▶ Materials provided
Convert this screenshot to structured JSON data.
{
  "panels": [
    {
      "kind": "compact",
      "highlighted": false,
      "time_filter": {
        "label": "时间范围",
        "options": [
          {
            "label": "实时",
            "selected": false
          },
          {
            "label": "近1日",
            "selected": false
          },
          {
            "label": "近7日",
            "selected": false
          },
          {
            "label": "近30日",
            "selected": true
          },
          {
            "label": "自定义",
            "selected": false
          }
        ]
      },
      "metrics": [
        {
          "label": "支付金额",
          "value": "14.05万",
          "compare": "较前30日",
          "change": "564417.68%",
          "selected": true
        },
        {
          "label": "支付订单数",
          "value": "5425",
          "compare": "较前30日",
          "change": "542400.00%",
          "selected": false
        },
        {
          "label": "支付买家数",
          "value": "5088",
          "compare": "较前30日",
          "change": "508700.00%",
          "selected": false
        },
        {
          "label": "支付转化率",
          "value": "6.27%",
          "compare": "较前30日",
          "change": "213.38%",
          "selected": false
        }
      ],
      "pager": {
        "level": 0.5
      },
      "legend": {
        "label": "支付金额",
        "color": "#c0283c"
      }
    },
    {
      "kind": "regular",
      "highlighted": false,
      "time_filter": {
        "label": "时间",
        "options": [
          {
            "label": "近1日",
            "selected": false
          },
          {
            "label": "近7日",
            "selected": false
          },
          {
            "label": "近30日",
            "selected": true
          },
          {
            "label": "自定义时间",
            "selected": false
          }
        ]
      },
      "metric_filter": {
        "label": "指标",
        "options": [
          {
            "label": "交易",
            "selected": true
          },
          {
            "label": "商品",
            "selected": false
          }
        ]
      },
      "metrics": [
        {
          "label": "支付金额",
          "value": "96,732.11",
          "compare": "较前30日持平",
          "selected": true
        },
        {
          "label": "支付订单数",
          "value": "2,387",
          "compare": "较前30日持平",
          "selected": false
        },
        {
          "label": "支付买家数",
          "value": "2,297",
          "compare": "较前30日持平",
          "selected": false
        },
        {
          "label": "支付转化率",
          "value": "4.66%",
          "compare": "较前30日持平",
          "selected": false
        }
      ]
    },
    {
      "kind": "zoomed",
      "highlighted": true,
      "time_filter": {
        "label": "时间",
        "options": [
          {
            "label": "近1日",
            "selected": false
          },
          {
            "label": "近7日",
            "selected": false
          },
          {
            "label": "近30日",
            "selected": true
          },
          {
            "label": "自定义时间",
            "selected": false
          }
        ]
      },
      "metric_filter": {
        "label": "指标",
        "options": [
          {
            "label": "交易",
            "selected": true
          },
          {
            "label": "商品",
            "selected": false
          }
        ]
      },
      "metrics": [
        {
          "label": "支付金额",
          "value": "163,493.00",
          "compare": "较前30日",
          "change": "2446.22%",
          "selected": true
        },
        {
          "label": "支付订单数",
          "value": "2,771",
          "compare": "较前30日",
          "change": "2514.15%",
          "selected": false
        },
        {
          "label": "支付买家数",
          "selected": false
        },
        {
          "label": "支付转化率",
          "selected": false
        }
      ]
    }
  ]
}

▶ What you need to do
Every entry in the listing must be retyped exactly.

▶ Task solution
Convert this screenshot to structured JSON data.
{
  "panels": [
    {
      "kind": "compact",
      "highlighted": false,
      "time_filter": {
        "label": "时间范围",
        "options": [
          {
            "label": "实时",
            "selected": false
          },
          {
            "label": "近1日",
            "selected": false
          },
          {
            "label": "近7日",
            "selected": false
          },
          {
            "label": "近30日",
            "selected": true
          },
          {
            "label": "自定义",
            "selected": false
          }
        ]
      },
      "metrics": [
        {
          "label": "支付金额",
          "value": "14.05万",
          "compare": "较前30日",
          "change": "564417.68%",
          "selected": true
        },
        {
          "label": "支付订单数",
          "value": "5425",
          "compare": "较前30日",
          "change": "542400.00%",
          "selected": false
        },
        {
          "label": "支付买家数",
          "value": "5088",
          "compare": "较前30日",
          "change": "508700.00%",
          "selected": false
        },
        {
          "label": "支付转化率",
          "value": "6.27%",
          "compare": "较前30日",
          "change": "213.38%",
          "selected": false
        }
      ],
      "pager": {
        "level": 0.5
      },
      "legend": {
        "label": "支付金额",
        "color": "#c0283c"
      }
    },
    {
      "kind": "regular",
      "highlighted": false,
      "time_filter": {
        "label": "时间",
        "options": [
          {
            "label": "近1日",
            "selected": false
          },
          {
            "label": "近7日",
            "selected": false
          },
          {
            "label": "近30日",
            "selected": true
          },
          {
            "label": "自定义时间",
            "selected": false
          }
        ]
      },
      "metric_filter": {
        "label": "指标",
        "options": [
          {
            "label": "交易",
            "selected": true
          },
          {
            "label": "商品",
            "selected": false
          }
        ]
      },
      "metrics": [
        {
          "label": "支付金额",
          "value": "96,732.11",
          "compare": "较前30日持平",
          "selected": true
        },
        {
          "label": "支付订单数",
          "value": "2,387",
          "compare": "较前30日持平",
          "selected": false
        },
        {
          "label": "支付买家数",
          "value": "2,297",
          "compare": "较前30日持平",
          "selected": false
        },
        {
          "label": "支付转化率",
          "value": "4.66%",
          "compare": "较前30日持平",
          "selected": false
        }
      ]
    },
    {
      "kind": "zoomed",
      "highlighted": true,
      "time_filter": {
        "label": "时间",
        "options": [
          {
            "label": "近1日",
            "selected": false
          },
          {
            "label": "近7日",
            "selected": false
          },
          {
            "label": "近30日",
            "selected": true
          },
          {
            "label": "自定义时间",
            "selected": false
          }
        ]
      },
      "metric_filter": {
        "label": "指标",
        "options": [
          {
            "label": "交易",
            "selected": true
          },
          {
            "label": "商品",
            "selected": false
          }
        ]
      },
      "metrics": [
        {
          "label": "支付金额",
          "value": "163,493.00",
          "compare": "较前30日",
          "change": "2446.22%",
          "selected": true
        },
        {
          "label": "支付订单数",
          "value": "2,771",
          "compare": "较前30日",
          "change": "2514.15%",
          "selected": false
        },
        {
          "label": "支付买家数",
          "selected": false
        },
        {
          "label": "支付转化率",
          "selected": false
        }
      ]
    }
  ]
}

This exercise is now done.